PROBLEM DETAILS:
Quote all of the data exactly as given. Skip every picture it contains.

Figure content listings:
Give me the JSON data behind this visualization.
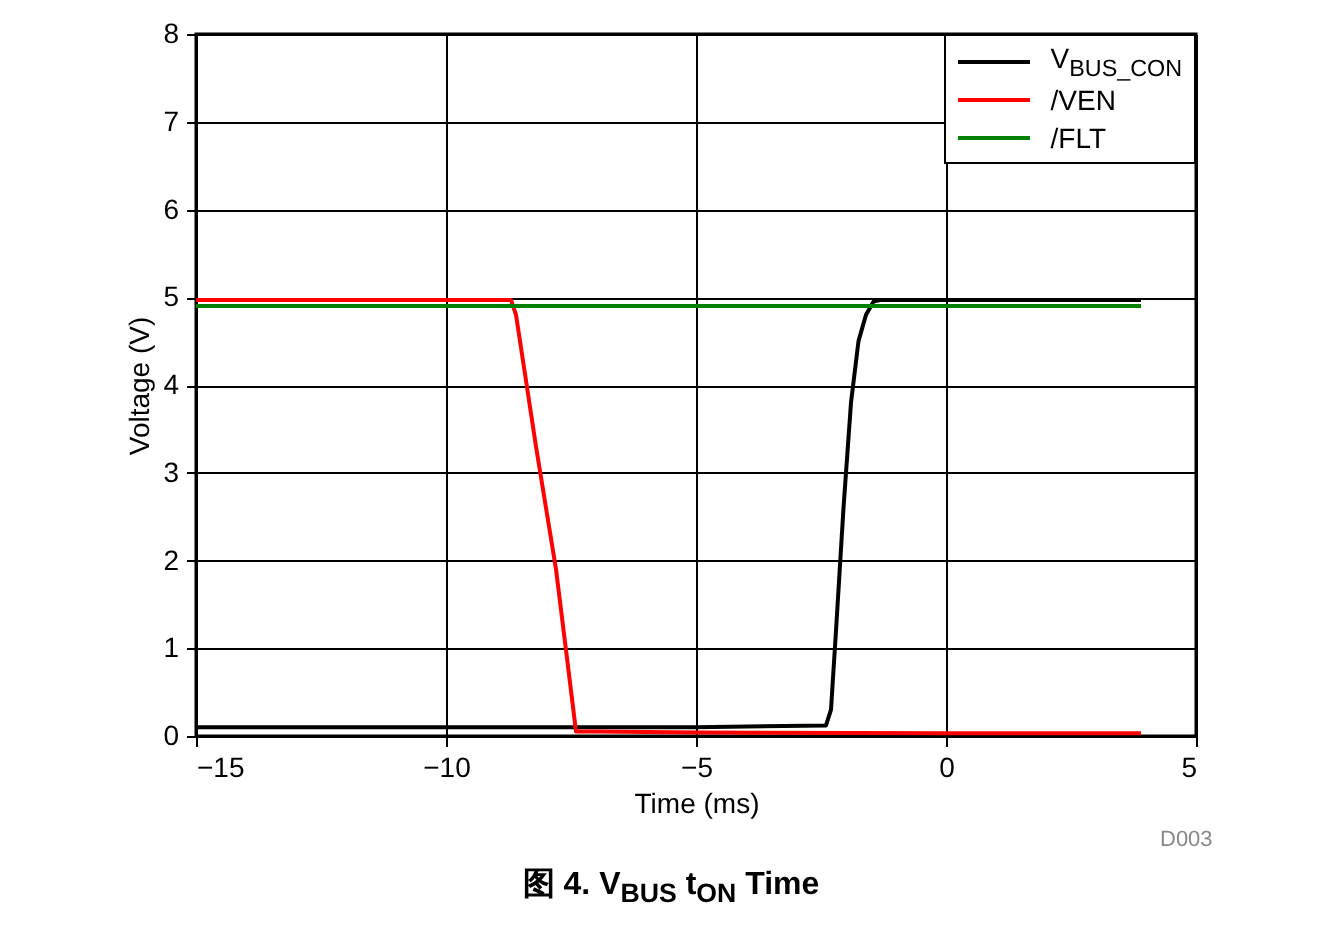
{
  "chart_data": {
    "type": "line",
    "title": "图 4. V$_{BUS}$ t$_{ON}$ Time",
    "xlabel": "Time (ms)",
    "ylabel": "Voltage (V)",
    "xlim": [
      -15,
      5
    ],
    "xticks": [
      -15,
      -10,
      -5,
      0,
      5
    ],
    "ylim": [
      0,
      8
    ],
    "yticks": [
      0,
      1,
      2,
      3,
      4,
      5,
      6,
      7,
      8
    ],
    "grid": true,
    "legend": "top right",
    "line_style": "solid",
    "annotations": [
      "D003"
    ],
    "series": [
      {
        "name": "V$_{BUS_CON}$",
        "color": "#000000",
        "x": [
          -15,
          -10,
          -5,
          -2.4,
          -2.3,
          -2.2,
          -2.05,
          -1.9,
          -1.75,
          -1.6,
          -1.45,
          -1.3,
          0,
          2,
          3.9
        ],
        "values": [
          0.1,
          0.1,
          0.1,
          0.12,
          0.3,
          1.2,
          2.6,
          3.8,
          4.5,
          4.8,
          4.95,
          4.97,
          4.97,
          4.97,
          4.97
        ]
      },
      {
        "name": "/VEN",
        "color": "#ff0000",
        "x": [
          -15,
          -10,
          -8.7,
          -8.6,
          -8.2,
          -7.8,
          -7.55,
          -7.4,
          -7,
          -5,
          0,
          3.9
        ],
        "values": [
          4.97,
          4.97,
          4.97,
          4.8,
          3.3,
          1.9,
          0.75,
          0.05,
          0.05,
          0.04,
          0.03,
          0.03
        ]
      },
      {
        "name": "/FLT",
        "color": "#008000",
        "x": [
          -15,
          -10,
          -5,
          0,
          3.9
        ],
        "values": [
          4.9,
          4.9,
          4.9,
          4.9,
          4.9
        ]
      }
    ]
  }
}
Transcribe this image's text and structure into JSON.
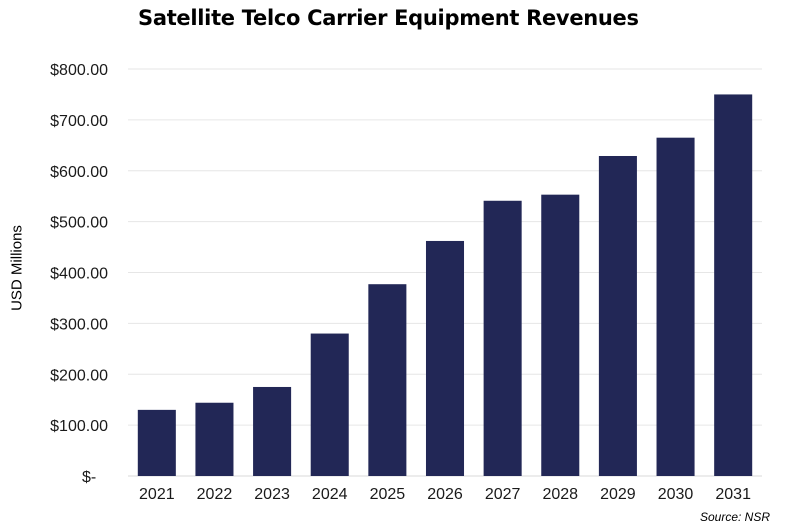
{
  "chart_data": {
    "type": "bar",
    "title": "Satellite Telco Carrier Equipment Revenues",
    "xlabel": "",
    "ylabel": "USD Millions",
    "categories": [
      "2021",
      "2022",
      "2023",
      "2024",
      "2025",
      "2026",
      "2027",
      "2028",
      "2029",
      "2030",
      "2031"
    ],
    "values": [
      130,
      144,
      175,
      280,
      377,
      462,
      541,
      553,
      629,
      665,
      750
    ],
    "ylim": [
      0,
      800
    ],
    "yticks": [
      0,
      100,
      200,
      300,
      400,
      500,
      600,
      700,
      800
    ],
    "ytick_labels": [
      "$-",
      "$100.00",
      "$200.00",
      "$300.00",
      "$400.00",
      "$500.00",
      "$600.00",
      "$700.00",
      "$800.00"
    ],
    "bar_color": "#222756",
    "grid": true,
    "legend": "none",
    "source": "Source: NSR"
  }
}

FULL OUTPUT:
Give me the JSON data behind this visualization.
{
  "chart_data": {
    "type": "line",
    "title": "图 4. V$_{BUS}$ t$_{ON}$ Time",
    "xlabel": "Time (ms)",
    "ylabel": "Voltage (V)",
    "xlim": [
      -15,
      5
    ],
    "xticks": [
      -15,
      -10,
      -5,
      0,
      5
    ],
    "ylim": [
      0,
      8
    ],
    "yticks": [
      0,
      1,
      2,
      3,
      4,
      5,
      6,
      7,
      8
    ],
    "grid": true,
    "legend": "top right",
    "line_style": "solid",
    "annotations": [
      "D003"
    ],
    "series": [
      {
        "name": "V$_{BUS_CON}$",
        "color": "#000000",
        "x": [
          -15,
          -10,
          -5,
          -2.4,
          -2.3,
          -2.2,
          -2.05,
          -1.9,
          -1.75,
          -1.6,
          -1.45,
          -1.3,
          0,
          2,
          3.9
        ],
        "values": [
          0.1,
          0.1,
          0.1,
          0.12,
          0.3,
          1.2,
          2.6,
          3.8,
          4.5,
          4.8,
          4.95,
          4.97,
          4.97,
          4.97,
          4.97
        ]
      },
      {
        "name": "/VEN",
        "color": "#ff0000",
        "x": [
          -15,
          -10,
          -8.7,
          -8.6,
          -8.2,
          -7.8,
          -7.55,
          -7.4,
          -7,
          -5,
          0,
          3.9
        ],
        "values": [
          4.97,
          4.97,
          4.97,
          4.8,
          3.3,
          1.9,
          0.75,
          0.05,
          0.05,
          0.04,
          0.03,
          0.03
        ]
      },
      {
        "name": "/FLT",
        "color": "#008000",
        "x": [
          -15,
          -10,
          -5,
          0,
          3.9
        ],
        "values": [
          4.9,
          4.9,
          4.9,
          4.9,
          4.9
        ]
      }
    ]
  }
}
Transcribe this image's text and structure into JSON.
{
  "chart_data": {
    "type": "bar",
    "title": "Satellite Telco Carrier Equipment Revenues",
    "xlabel": "",
    "ylabel": "USD Millions",
    "categories": [
      "2021",
      "2022",
      "2023",
      "2024",
      "2025",
      "2026",
      "2027",
      "2028",
      "2029",
      "2030",
      "2031"
    ],
    "values": [
      130,
      144,
      175,
      280,
      377,
      462,
      541,
      553,
      629,
      665,
      750
    ],
    "ylim": [
      0,
      800
    ],
    "yticks": [
      0,
      100,
      200,
      300,
      400,
      500,
      600,
      700,
      800
    ],
    "ytick_labels": [
      "$-",
      "$100.00",
      "$200.00",
      "$300.00",
      "$400.00",
      "$500.00",
      "$600.00",
      "$700.00",
      "$800.00"
    ],
    "bar_color": "#222756",
    "grid": true,
    "legend": "none",
    "source": "Source: NSR"
  }
}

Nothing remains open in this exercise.